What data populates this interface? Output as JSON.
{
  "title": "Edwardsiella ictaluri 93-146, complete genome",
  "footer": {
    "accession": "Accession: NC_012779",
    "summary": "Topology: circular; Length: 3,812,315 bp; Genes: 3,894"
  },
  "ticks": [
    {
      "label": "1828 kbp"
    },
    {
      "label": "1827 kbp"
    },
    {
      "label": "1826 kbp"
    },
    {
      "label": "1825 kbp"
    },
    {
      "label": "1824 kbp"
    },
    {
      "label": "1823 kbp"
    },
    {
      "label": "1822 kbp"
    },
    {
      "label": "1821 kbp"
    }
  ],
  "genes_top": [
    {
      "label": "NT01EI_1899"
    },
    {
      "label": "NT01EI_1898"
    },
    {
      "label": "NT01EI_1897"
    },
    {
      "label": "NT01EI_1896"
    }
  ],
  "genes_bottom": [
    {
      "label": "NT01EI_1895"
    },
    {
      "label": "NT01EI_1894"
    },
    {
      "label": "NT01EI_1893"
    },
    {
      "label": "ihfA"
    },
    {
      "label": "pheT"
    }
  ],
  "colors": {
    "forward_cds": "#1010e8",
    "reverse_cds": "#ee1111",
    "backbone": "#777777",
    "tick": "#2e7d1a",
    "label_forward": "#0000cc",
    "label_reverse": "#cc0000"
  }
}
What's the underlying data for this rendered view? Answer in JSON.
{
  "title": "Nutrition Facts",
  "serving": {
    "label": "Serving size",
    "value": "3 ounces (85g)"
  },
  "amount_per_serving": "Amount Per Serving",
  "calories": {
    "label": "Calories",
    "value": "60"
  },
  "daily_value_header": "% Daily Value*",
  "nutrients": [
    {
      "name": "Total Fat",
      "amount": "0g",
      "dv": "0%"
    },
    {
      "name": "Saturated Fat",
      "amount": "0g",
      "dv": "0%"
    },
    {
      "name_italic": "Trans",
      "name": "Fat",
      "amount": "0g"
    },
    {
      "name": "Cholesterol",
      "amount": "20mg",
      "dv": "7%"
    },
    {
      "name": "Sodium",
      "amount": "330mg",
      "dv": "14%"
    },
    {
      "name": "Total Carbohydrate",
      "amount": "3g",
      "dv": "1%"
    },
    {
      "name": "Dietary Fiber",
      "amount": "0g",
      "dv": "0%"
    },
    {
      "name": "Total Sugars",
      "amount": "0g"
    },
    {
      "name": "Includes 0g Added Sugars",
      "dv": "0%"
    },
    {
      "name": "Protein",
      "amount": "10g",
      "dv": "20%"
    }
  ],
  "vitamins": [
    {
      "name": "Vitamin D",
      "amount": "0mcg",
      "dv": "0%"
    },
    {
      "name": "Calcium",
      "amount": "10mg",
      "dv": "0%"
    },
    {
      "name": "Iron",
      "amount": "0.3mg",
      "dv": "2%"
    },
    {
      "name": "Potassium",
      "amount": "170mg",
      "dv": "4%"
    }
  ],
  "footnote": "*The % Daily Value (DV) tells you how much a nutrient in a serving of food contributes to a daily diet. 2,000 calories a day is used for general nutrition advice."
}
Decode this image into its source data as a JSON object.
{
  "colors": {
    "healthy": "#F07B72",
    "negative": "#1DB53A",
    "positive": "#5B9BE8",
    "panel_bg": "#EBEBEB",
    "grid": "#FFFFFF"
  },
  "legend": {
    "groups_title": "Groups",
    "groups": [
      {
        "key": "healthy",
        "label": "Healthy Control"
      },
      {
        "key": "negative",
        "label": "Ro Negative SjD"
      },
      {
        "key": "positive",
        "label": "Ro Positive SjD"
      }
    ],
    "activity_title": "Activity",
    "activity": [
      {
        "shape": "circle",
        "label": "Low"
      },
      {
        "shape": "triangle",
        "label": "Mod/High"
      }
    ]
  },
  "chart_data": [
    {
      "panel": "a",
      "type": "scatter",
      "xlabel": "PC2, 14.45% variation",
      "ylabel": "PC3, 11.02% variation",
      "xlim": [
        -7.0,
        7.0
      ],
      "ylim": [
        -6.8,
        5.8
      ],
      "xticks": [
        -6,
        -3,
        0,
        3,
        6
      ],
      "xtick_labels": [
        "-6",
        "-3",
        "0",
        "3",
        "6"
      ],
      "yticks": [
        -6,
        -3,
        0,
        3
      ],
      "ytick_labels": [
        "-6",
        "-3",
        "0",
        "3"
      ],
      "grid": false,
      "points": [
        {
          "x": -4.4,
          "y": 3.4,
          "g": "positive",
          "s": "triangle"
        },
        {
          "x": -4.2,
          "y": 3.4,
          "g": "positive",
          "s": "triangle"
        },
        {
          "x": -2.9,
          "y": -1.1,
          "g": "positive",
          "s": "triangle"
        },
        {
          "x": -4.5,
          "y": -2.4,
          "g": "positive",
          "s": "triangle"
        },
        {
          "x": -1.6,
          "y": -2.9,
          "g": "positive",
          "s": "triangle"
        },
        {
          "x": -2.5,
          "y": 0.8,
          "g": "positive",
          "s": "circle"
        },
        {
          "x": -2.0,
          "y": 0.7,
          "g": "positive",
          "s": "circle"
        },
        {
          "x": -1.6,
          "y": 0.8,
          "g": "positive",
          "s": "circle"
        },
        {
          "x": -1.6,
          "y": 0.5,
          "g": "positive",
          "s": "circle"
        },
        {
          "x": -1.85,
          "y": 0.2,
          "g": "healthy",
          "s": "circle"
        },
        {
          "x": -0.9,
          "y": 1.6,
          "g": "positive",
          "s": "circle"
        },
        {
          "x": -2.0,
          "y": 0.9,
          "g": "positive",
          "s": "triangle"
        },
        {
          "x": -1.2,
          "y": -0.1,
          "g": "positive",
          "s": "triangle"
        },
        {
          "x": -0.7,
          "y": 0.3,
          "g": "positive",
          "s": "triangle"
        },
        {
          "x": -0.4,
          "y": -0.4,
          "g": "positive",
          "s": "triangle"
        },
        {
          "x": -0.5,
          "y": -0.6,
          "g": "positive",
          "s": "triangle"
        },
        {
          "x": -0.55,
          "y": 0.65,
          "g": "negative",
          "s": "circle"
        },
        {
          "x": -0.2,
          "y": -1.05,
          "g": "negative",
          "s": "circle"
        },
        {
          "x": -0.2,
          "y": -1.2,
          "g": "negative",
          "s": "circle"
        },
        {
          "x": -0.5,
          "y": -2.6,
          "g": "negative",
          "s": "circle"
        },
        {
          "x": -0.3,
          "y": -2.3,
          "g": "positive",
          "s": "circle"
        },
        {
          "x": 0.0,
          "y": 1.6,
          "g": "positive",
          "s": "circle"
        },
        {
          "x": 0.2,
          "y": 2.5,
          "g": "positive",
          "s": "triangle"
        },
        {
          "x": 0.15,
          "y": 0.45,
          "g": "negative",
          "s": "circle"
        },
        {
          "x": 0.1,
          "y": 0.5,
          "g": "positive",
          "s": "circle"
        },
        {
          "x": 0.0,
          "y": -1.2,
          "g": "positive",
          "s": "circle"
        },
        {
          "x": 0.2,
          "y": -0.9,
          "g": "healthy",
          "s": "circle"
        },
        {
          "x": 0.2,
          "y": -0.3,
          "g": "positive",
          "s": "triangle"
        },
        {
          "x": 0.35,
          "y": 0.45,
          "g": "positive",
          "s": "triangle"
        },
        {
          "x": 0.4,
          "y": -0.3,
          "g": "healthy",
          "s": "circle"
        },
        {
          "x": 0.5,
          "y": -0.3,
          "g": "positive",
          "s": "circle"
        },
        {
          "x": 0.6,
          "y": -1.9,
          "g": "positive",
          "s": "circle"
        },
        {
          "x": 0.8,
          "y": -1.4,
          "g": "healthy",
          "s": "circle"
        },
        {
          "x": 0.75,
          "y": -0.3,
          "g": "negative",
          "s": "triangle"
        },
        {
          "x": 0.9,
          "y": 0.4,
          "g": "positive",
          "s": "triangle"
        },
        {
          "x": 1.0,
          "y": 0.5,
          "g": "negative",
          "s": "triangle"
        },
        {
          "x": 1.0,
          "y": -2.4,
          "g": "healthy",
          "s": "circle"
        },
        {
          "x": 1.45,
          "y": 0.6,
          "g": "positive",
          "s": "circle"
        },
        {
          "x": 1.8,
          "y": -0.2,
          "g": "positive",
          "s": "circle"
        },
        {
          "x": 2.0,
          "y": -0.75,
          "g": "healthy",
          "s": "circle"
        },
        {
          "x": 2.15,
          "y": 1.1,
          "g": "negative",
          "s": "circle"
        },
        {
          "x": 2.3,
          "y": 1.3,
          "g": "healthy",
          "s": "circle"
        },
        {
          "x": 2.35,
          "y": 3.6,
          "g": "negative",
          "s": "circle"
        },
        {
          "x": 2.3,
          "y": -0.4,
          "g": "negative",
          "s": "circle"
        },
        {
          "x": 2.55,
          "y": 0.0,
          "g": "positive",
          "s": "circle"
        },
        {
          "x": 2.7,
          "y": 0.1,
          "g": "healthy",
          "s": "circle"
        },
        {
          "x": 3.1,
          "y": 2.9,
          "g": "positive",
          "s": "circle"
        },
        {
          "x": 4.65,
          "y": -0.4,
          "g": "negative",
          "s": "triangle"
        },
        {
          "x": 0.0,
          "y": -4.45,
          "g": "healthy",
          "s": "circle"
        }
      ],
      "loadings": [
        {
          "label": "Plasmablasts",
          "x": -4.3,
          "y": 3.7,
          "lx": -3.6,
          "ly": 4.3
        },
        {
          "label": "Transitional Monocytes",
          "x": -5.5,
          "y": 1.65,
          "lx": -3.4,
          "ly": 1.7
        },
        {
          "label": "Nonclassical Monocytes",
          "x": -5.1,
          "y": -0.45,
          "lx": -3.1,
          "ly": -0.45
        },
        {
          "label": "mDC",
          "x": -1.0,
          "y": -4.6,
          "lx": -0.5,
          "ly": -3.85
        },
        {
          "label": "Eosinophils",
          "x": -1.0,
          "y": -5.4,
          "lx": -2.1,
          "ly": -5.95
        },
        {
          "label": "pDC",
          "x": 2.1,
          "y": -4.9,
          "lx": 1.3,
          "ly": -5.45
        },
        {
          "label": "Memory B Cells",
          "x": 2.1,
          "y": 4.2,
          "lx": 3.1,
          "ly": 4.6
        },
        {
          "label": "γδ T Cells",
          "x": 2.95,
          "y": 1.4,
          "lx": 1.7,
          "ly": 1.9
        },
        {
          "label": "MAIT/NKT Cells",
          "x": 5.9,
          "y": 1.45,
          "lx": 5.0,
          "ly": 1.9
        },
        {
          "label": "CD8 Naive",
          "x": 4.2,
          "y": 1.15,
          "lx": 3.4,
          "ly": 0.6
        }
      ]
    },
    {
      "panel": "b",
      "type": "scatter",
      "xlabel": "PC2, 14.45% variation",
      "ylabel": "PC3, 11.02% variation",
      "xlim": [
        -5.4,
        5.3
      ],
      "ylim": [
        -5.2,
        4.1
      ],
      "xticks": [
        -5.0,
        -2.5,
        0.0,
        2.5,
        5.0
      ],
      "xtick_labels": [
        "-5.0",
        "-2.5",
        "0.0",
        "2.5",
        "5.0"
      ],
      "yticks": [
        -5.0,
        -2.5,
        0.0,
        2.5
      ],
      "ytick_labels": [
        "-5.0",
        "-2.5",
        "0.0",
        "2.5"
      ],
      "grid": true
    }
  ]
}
================================
Exercise directions: The word "What" appears in some lines of the listing. Give the number of those lines, and only that.

Answer to the exercise: 2